ROWS:
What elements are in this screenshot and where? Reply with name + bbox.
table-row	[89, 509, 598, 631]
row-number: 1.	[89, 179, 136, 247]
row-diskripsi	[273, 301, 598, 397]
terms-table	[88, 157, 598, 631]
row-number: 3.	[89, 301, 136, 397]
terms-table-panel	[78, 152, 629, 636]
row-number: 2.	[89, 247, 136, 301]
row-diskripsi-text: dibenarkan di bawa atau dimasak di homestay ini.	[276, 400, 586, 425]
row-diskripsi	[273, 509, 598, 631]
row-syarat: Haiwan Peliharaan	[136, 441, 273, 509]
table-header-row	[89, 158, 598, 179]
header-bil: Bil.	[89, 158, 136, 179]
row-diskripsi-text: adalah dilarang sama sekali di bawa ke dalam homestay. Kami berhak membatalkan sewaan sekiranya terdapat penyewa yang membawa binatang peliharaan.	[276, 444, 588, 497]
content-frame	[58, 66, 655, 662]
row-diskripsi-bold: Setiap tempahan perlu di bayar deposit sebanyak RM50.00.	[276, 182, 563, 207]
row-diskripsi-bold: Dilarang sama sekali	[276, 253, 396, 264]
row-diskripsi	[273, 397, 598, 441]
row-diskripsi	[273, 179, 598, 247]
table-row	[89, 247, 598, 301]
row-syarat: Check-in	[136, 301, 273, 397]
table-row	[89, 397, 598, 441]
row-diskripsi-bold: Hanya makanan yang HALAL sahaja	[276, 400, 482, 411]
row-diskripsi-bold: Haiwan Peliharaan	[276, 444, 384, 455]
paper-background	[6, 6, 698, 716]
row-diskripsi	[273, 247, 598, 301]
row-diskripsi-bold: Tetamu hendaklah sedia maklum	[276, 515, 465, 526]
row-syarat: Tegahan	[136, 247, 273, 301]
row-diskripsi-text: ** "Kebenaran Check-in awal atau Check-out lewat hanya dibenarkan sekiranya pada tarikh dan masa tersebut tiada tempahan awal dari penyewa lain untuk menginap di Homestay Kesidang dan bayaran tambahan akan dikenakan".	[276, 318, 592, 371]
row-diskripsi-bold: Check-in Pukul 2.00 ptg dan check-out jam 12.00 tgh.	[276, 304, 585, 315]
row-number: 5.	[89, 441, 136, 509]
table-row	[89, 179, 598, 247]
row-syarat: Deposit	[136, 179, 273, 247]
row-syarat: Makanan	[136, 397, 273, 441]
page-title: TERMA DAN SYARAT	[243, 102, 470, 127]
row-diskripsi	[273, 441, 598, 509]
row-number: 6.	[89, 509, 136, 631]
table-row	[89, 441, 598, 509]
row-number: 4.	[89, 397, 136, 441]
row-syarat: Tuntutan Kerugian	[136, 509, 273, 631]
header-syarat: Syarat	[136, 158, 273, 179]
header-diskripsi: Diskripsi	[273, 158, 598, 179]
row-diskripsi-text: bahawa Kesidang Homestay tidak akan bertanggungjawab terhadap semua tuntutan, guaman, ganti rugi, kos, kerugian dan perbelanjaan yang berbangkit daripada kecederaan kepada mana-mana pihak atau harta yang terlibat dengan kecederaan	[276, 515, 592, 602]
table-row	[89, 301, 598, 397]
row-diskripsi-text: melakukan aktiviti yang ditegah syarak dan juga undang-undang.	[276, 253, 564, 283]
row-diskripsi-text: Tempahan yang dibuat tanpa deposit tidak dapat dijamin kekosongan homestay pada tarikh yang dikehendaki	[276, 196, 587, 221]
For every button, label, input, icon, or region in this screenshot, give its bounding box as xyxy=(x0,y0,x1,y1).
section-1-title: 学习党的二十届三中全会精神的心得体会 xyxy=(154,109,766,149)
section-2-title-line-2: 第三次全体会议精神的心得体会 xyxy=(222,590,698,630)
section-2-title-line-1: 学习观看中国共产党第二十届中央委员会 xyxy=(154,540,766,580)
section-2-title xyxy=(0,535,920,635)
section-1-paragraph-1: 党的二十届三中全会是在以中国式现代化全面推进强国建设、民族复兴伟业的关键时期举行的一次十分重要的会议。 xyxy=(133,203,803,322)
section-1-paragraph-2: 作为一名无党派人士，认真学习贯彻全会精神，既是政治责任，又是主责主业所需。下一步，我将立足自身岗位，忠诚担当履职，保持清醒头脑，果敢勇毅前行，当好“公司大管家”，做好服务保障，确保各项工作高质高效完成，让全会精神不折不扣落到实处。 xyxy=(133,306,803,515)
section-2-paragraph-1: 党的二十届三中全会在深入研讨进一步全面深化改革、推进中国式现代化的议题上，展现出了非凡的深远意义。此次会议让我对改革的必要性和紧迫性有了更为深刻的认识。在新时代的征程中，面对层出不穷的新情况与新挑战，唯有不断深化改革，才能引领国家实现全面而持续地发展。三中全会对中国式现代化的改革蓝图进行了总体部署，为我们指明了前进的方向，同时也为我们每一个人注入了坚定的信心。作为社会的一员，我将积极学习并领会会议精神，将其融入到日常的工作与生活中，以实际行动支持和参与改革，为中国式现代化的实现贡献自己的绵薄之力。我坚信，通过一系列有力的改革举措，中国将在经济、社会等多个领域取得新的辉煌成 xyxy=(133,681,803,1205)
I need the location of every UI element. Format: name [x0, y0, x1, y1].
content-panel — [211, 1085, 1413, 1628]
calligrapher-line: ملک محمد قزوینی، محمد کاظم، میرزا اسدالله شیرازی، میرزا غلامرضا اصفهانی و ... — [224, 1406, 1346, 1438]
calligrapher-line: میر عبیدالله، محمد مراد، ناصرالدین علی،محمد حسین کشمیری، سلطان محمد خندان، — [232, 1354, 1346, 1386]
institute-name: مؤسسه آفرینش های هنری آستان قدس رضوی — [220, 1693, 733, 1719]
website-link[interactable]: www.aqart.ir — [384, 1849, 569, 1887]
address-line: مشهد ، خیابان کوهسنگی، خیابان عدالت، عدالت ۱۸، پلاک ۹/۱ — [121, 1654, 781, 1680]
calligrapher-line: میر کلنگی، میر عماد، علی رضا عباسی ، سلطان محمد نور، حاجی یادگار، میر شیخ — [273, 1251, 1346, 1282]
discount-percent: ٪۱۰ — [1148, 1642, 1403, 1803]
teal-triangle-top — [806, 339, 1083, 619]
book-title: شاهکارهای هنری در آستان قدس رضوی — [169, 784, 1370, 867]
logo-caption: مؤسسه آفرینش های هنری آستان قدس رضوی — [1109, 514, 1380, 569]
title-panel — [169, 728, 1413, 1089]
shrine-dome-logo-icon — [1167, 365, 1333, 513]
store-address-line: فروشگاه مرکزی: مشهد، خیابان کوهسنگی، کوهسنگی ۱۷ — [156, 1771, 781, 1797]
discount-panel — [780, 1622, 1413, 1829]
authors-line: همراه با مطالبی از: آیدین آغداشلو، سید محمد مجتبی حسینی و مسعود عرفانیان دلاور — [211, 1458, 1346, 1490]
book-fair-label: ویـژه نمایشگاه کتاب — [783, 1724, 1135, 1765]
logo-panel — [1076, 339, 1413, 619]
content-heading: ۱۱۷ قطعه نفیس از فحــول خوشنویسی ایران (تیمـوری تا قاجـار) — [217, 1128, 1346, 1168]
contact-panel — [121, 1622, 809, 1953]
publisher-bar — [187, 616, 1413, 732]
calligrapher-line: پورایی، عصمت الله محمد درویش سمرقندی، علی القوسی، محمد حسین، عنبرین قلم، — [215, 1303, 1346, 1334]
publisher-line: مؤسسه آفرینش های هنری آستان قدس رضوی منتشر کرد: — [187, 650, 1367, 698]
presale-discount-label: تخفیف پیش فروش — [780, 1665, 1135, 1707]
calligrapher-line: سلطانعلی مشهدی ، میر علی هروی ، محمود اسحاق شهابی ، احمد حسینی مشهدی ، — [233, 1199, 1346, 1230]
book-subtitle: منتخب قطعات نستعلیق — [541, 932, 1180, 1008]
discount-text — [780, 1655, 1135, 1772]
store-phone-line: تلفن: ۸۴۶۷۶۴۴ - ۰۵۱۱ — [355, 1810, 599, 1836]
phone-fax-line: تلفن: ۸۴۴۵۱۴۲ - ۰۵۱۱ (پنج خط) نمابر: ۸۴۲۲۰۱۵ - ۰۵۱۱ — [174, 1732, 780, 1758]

GIVEN TASK: Please print out, word for word, the part that opens with the first line of the items and closes with the line containing "444, 384, 455]", including both of those lines.

RESULT FOR THIS TASK:
What elements are in this screenshot and where? Reply with name + bbox.
table-row	[89, 509, 598, 631]
row-number: 1.	[89, 179, 136, 247]
row-diskripsi	[273, 301, 598, 397]
terms-table	[88, 157, 598, 631]
row-number: 3.	[89, 301, 136, 397]
terms-table-panel	[78, 152, 629, 636]
row-number: 2.	[89, 247, 136, 301]
row-diskripsi-text: dibenarkan di bawa atau dimasak di homestay ini.	[276, 400, 586, 425]
row-diskripsi	[273, 509, 598, 631]
row-syarat: Haiwan Peliharaan	[136, 441, 273, 509]
table-header-row	[89, 158, 598, 179]
header-bil: Bil.	[89, 158, 136, 179]
row-diskripsi-text: adalah dilarang sama sekali di bawa ke dalam homestay. Kami berhak membatalkan sewaan sekiranya terdapat penyewa yang membawa binatang peliharaan.	[276, 444, 588, 497]
content-frame	[58, 66, 655, 662]
row-diskripsi-bold: Setiap tempahan perlu di bayar deposit sebanyak RM50.00.	[276, 182, 563, 207]
row-diskripsi-bold: Dilarang sama sekali	[276, 253, 396, 264]
row-diskripsi	[273, 397, 598, 441]
row-diskripsi	[273, 179, 598, 247]
table-row	[89, 247, 598, 301]
row-syarat: Check-in	[136, 301, 273, 397]
table-row	[89, 397, 598, 441]
row-diskripsi-bold: Hanya makanan yang HALAL sahaja	[276, 400, 482, 411]
row-diskripsi-bold: Haiwan Peliharaan	[276, 444, 384, 455]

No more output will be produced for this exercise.